[EXERCISE AIM] Scan the entries below. List each line with "JSON".
+ + + +
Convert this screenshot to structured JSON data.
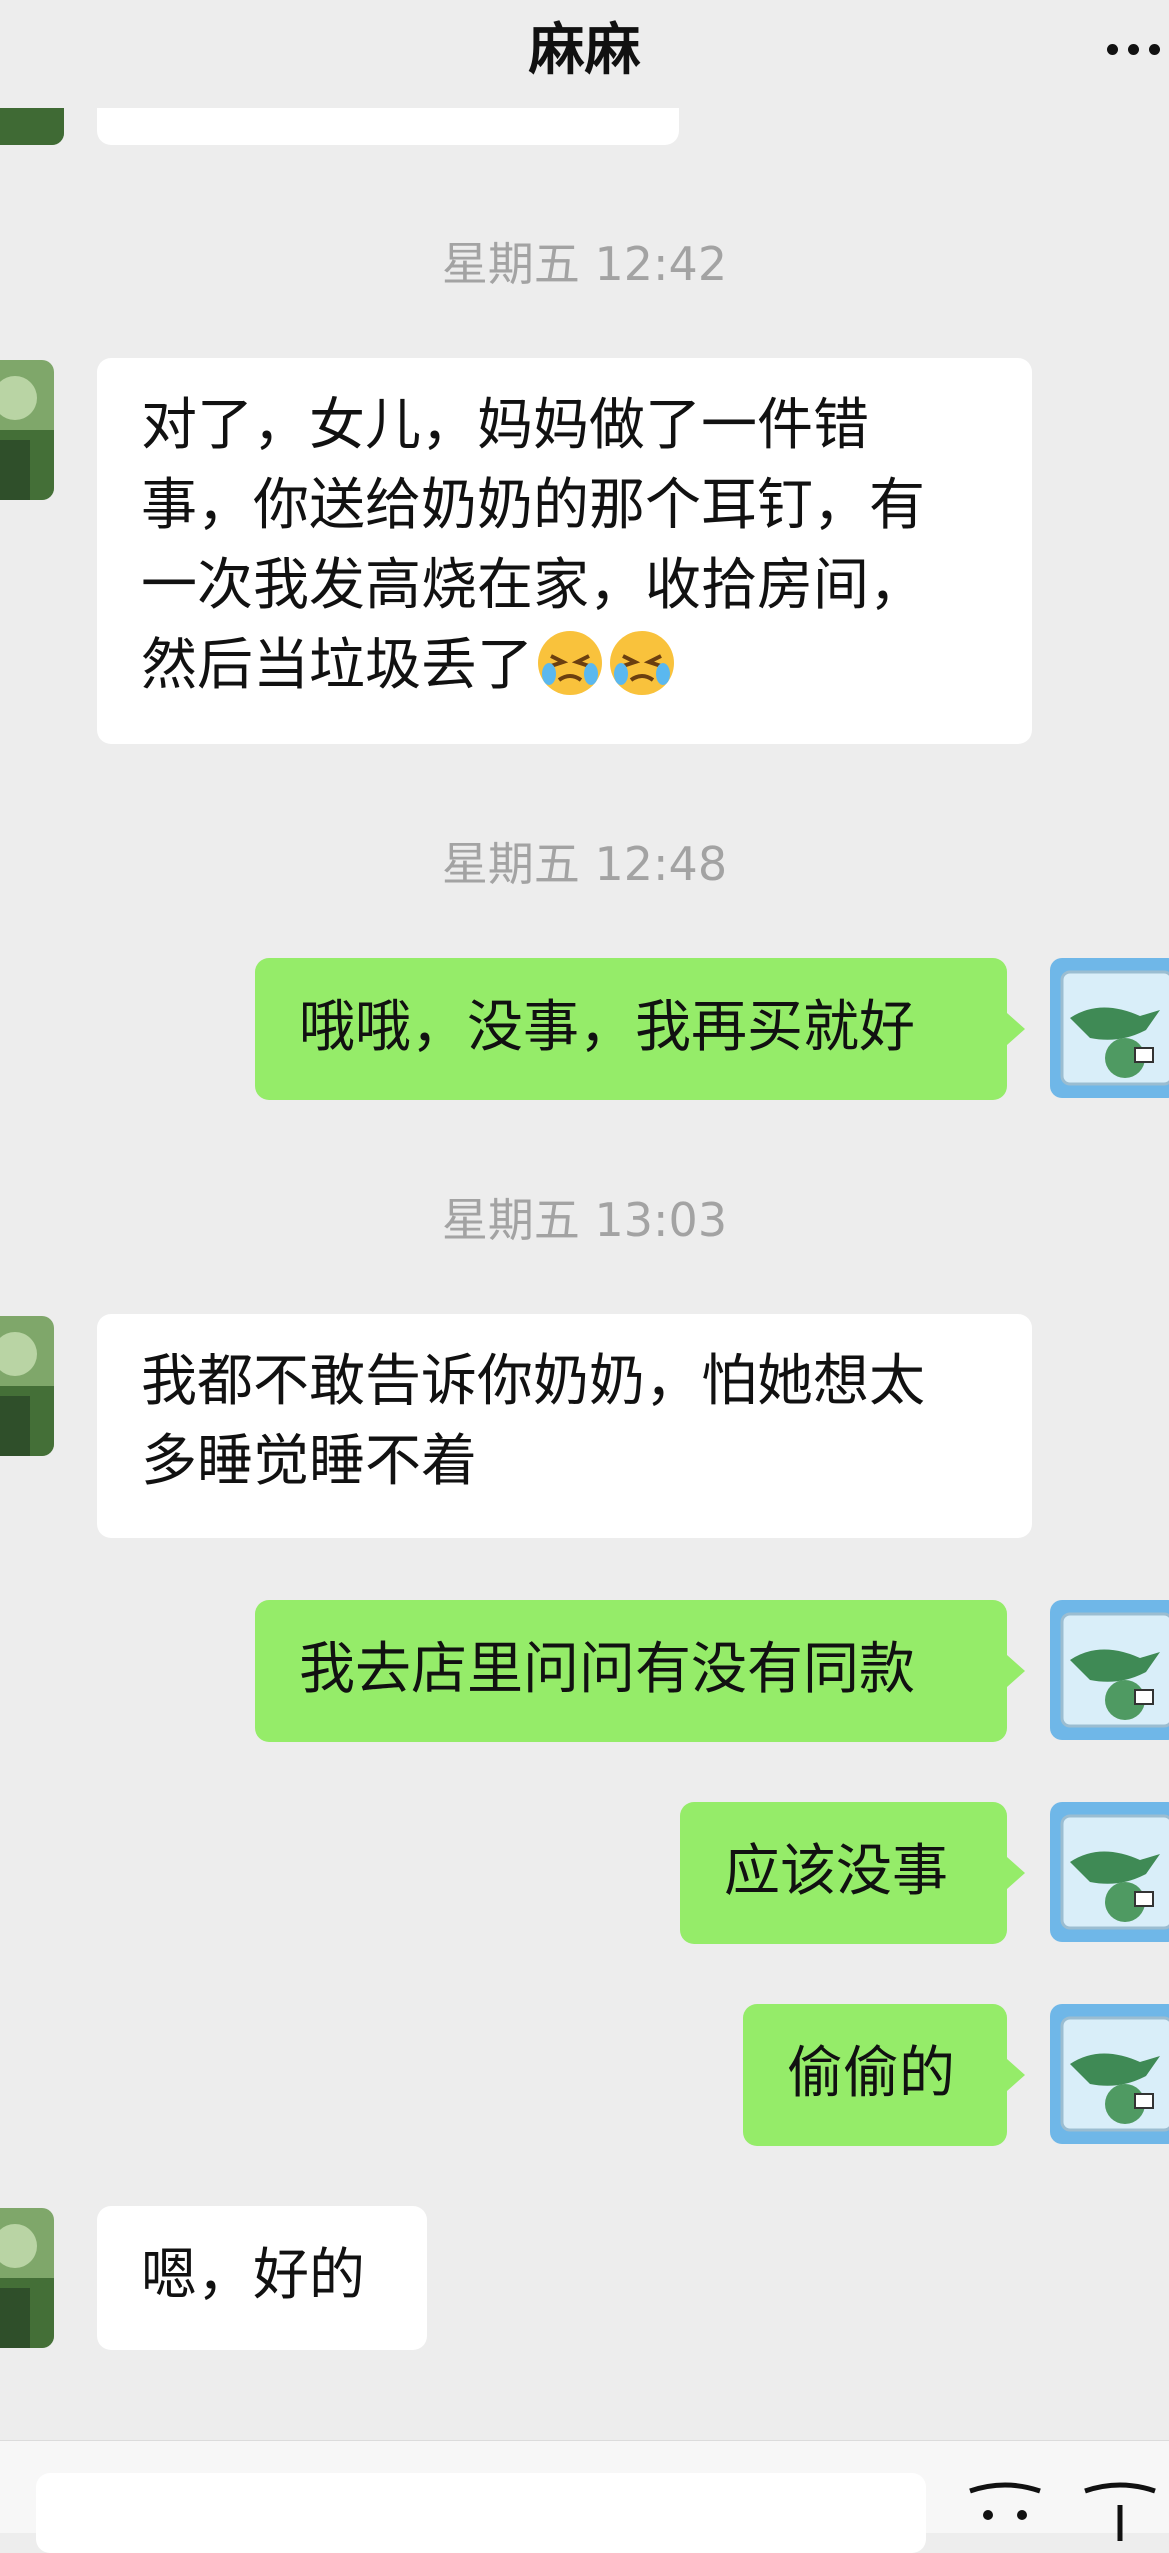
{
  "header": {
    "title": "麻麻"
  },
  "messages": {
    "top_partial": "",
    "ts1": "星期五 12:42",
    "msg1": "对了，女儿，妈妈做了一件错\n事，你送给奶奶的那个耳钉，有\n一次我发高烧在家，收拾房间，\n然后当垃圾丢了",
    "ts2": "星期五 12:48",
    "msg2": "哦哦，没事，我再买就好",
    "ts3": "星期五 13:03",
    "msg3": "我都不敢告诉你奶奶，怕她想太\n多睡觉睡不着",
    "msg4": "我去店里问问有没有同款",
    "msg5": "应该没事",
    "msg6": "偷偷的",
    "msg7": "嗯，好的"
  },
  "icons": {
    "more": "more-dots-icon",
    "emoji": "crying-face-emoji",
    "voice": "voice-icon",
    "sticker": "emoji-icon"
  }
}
+ + + +
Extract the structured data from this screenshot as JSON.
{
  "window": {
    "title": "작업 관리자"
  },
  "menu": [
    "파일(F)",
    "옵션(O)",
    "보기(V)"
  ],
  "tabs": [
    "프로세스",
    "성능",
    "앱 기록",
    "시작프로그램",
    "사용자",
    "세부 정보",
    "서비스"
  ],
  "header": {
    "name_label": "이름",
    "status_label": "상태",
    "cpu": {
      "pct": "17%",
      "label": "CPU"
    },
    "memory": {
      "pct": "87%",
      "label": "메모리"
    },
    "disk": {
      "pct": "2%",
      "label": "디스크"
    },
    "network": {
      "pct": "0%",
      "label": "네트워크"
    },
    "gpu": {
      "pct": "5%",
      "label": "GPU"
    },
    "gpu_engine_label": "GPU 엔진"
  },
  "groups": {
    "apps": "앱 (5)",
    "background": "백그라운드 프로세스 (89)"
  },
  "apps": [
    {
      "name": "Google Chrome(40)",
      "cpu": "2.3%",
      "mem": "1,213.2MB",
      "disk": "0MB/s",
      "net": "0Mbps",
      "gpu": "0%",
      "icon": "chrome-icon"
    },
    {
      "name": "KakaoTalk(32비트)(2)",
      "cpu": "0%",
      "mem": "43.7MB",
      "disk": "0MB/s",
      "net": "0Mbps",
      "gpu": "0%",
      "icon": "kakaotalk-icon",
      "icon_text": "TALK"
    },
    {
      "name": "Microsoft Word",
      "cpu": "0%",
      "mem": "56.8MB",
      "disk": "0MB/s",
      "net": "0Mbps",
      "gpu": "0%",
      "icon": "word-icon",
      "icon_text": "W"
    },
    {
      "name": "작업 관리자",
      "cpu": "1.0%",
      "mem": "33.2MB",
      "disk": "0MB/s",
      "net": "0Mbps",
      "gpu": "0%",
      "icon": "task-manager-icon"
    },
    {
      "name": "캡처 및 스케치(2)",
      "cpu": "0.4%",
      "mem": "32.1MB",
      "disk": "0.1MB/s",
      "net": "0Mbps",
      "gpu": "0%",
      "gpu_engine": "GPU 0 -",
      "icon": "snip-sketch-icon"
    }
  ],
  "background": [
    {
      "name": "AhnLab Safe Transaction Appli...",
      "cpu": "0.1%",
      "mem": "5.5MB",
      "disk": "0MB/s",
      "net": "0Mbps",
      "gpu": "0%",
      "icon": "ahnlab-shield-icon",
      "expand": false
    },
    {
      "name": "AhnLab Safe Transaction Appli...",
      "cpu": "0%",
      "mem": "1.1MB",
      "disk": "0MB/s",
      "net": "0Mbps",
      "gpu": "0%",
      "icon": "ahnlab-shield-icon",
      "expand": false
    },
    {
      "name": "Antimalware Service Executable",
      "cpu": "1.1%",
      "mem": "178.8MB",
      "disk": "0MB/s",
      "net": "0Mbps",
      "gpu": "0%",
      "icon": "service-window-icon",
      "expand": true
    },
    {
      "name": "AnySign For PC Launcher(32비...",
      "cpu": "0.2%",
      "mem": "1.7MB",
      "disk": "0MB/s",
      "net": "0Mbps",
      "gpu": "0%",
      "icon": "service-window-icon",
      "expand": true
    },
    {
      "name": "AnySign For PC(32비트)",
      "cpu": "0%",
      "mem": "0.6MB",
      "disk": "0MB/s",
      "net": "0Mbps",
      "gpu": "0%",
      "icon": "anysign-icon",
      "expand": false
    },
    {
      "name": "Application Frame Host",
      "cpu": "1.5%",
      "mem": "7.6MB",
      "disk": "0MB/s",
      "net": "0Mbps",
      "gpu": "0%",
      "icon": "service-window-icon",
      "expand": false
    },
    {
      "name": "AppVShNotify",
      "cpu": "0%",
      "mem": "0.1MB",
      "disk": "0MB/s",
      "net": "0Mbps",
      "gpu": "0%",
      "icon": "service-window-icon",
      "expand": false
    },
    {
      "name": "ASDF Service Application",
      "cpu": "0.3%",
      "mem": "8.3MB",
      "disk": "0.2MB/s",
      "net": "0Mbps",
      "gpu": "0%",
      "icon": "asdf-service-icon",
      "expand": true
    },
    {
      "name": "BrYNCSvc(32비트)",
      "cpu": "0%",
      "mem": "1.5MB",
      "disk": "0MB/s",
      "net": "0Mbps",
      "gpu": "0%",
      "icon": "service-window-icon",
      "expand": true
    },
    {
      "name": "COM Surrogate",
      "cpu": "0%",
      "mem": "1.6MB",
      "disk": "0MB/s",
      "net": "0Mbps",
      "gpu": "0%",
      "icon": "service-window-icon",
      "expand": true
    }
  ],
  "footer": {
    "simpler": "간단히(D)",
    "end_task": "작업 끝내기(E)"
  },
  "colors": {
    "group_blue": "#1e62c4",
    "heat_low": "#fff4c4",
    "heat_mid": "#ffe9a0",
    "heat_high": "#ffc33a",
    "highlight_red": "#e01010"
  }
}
+ + + +
[RESULT]
Convert this screenshot to structured JSON data.
Extract the structured data from this screenshot as JSON.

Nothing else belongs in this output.